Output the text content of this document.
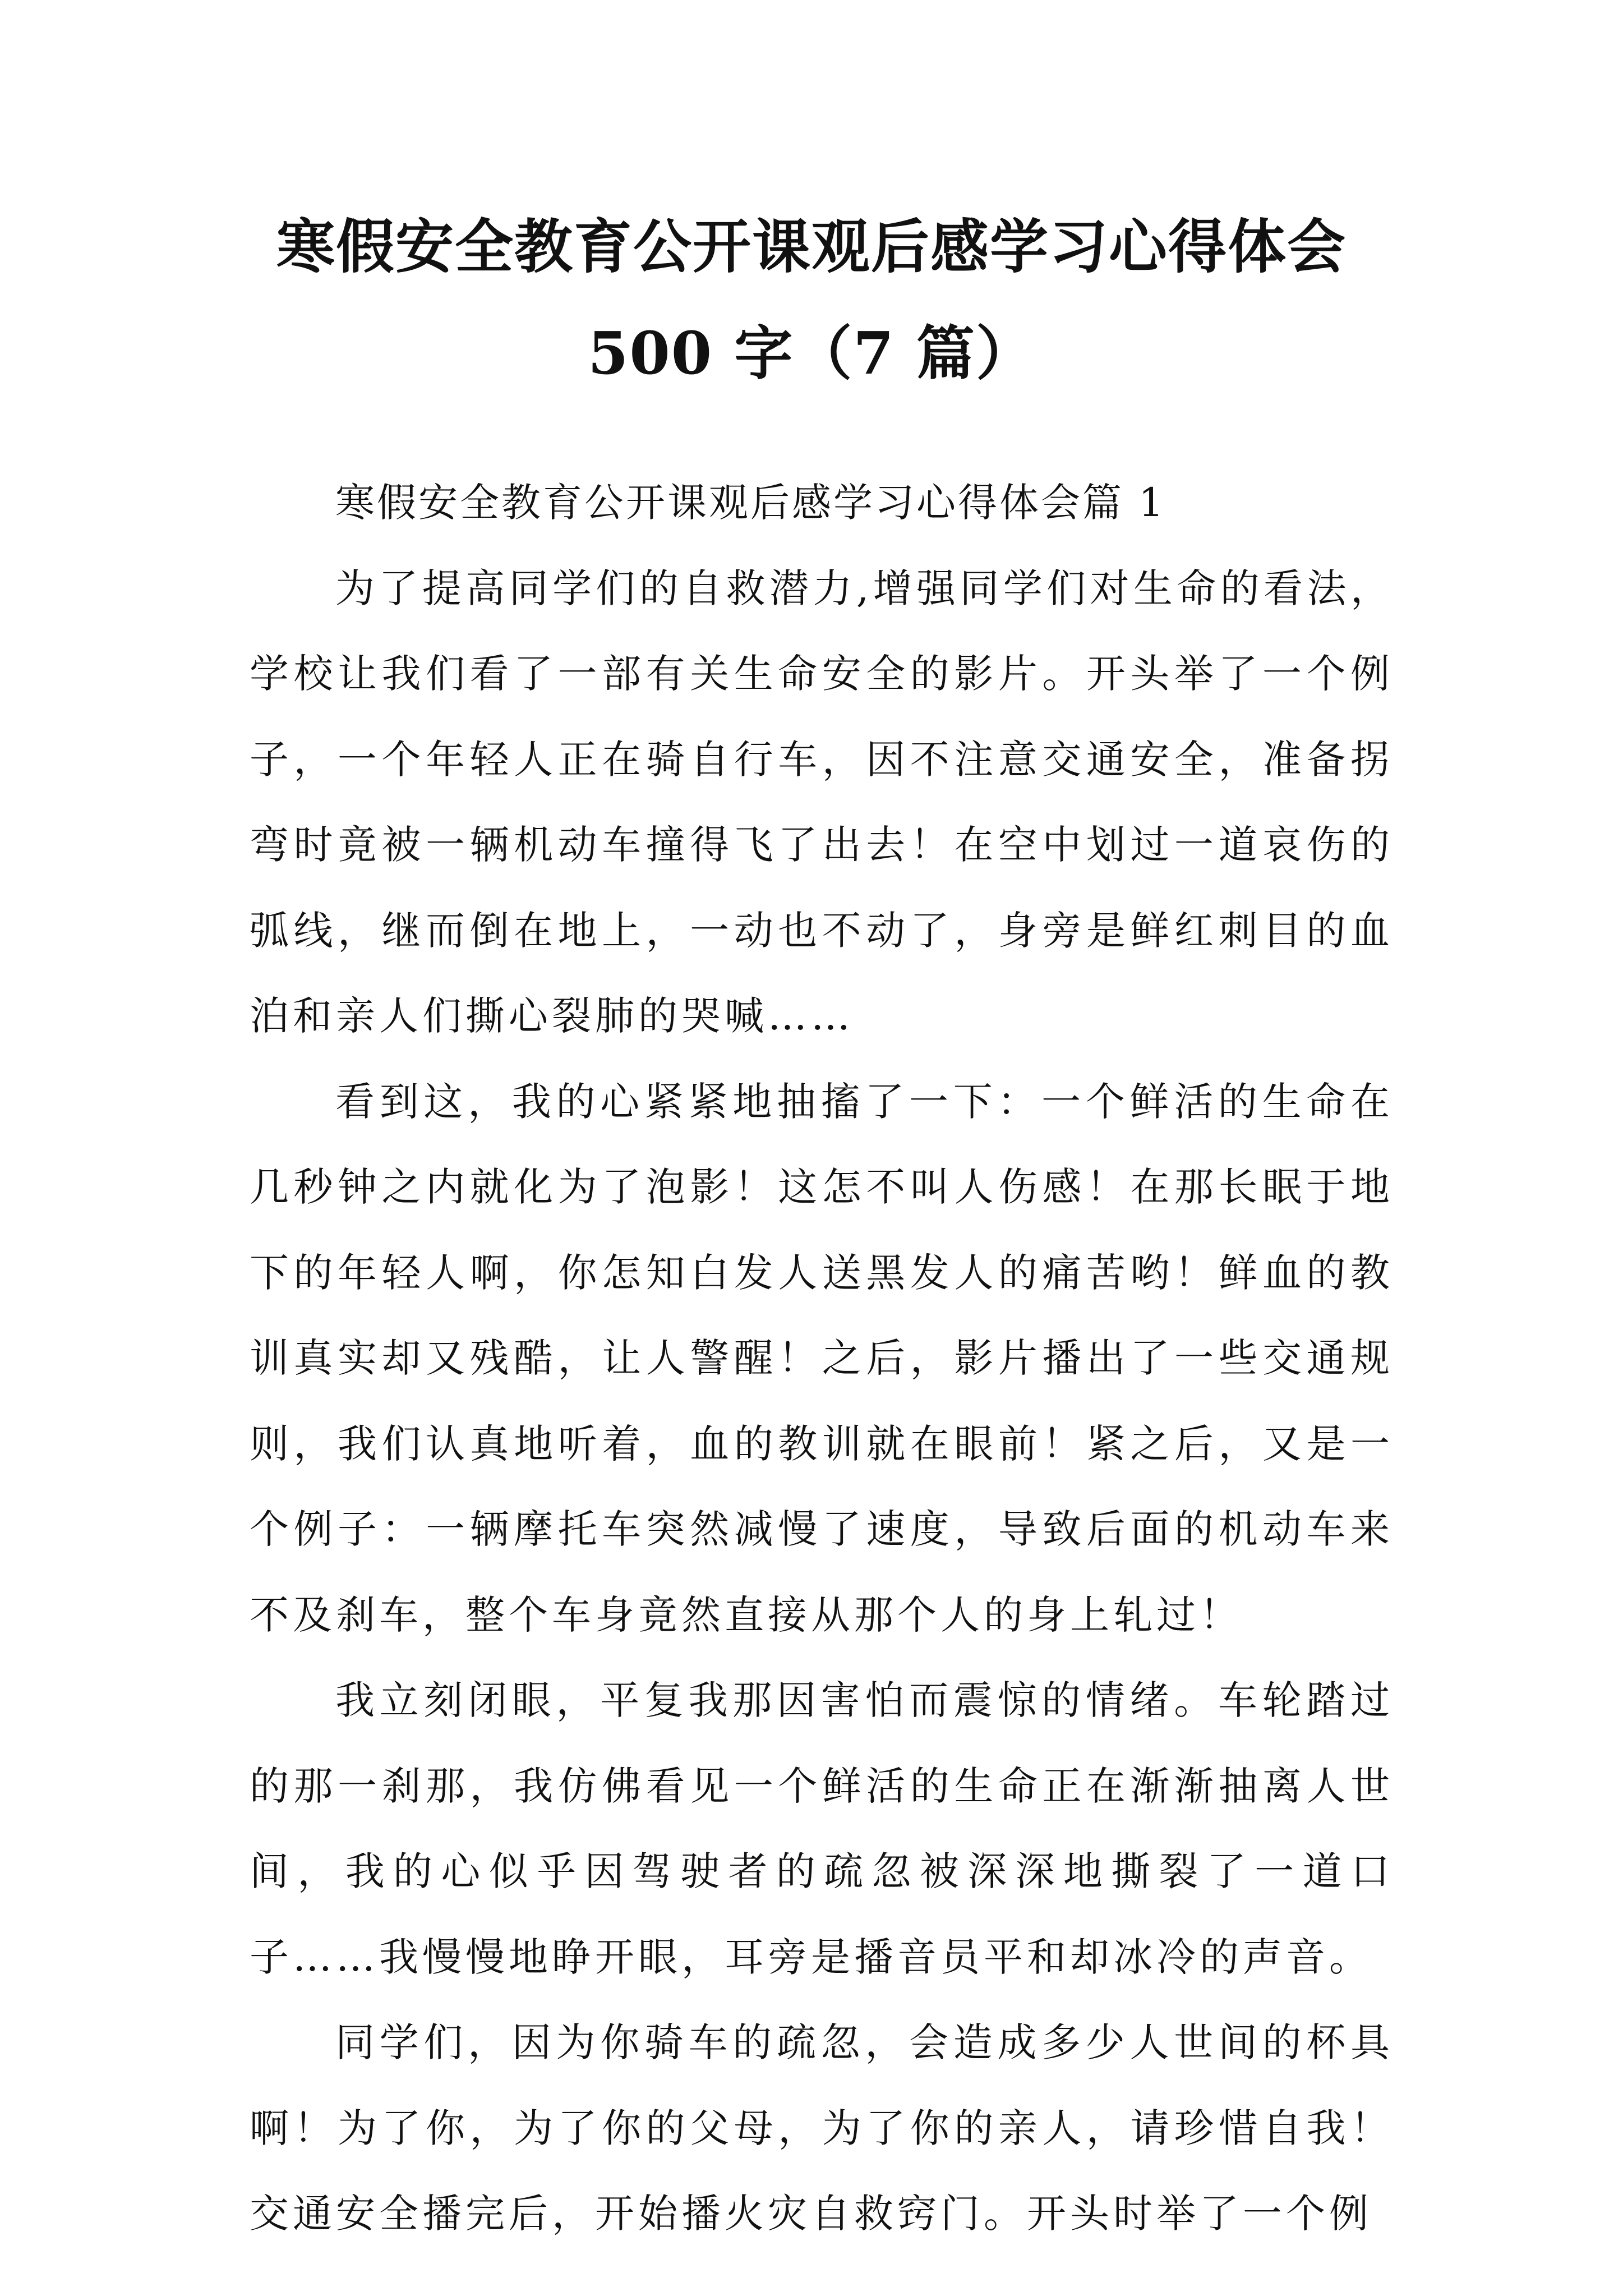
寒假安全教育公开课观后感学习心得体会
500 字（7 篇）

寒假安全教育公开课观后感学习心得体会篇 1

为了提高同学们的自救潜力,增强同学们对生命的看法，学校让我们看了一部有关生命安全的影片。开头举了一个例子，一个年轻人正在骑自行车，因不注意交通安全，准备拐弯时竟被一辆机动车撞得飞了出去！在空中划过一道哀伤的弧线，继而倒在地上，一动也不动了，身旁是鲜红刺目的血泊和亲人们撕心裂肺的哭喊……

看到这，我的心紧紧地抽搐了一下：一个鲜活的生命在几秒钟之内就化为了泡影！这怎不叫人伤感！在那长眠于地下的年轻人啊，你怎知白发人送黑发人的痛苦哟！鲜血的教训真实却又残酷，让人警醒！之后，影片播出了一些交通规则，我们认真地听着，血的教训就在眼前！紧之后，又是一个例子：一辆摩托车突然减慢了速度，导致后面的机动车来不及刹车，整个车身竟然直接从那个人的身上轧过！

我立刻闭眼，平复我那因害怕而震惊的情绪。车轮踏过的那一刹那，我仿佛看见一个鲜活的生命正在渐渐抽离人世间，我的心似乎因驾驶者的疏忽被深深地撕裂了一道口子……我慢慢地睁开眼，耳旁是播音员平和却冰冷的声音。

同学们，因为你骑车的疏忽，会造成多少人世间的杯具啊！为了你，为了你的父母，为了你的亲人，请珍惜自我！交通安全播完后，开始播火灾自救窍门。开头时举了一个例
-=-=-
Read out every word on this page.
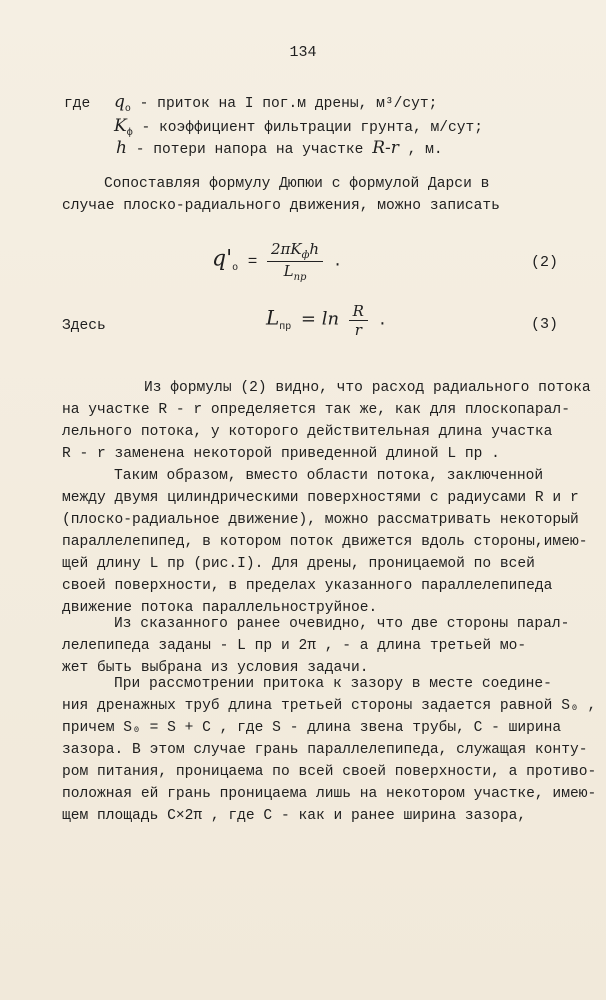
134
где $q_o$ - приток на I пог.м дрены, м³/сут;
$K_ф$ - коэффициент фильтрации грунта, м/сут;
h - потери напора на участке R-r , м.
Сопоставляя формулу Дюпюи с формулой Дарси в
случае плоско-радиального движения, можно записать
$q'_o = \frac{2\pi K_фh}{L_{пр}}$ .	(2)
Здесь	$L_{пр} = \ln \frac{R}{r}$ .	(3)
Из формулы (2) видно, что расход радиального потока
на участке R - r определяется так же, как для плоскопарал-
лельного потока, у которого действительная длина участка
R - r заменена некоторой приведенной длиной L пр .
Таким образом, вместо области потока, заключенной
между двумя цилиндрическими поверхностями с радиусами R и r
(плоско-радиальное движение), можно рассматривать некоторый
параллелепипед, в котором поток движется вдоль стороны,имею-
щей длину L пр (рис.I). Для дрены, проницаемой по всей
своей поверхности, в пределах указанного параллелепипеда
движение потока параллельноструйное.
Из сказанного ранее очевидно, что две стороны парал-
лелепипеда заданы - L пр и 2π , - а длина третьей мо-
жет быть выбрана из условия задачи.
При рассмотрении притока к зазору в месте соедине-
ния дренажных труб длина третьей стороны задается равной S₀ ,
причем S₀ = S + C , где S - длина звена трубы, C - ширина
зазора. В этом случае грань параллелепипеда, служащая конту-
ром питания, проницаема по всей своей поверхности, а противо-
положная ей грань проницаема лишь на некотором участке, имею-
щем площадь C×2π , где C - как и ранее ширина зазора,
-=-=-
Count the lines of the listing above that include the word "всей" and state the total with nothing else.

• Task solution: 2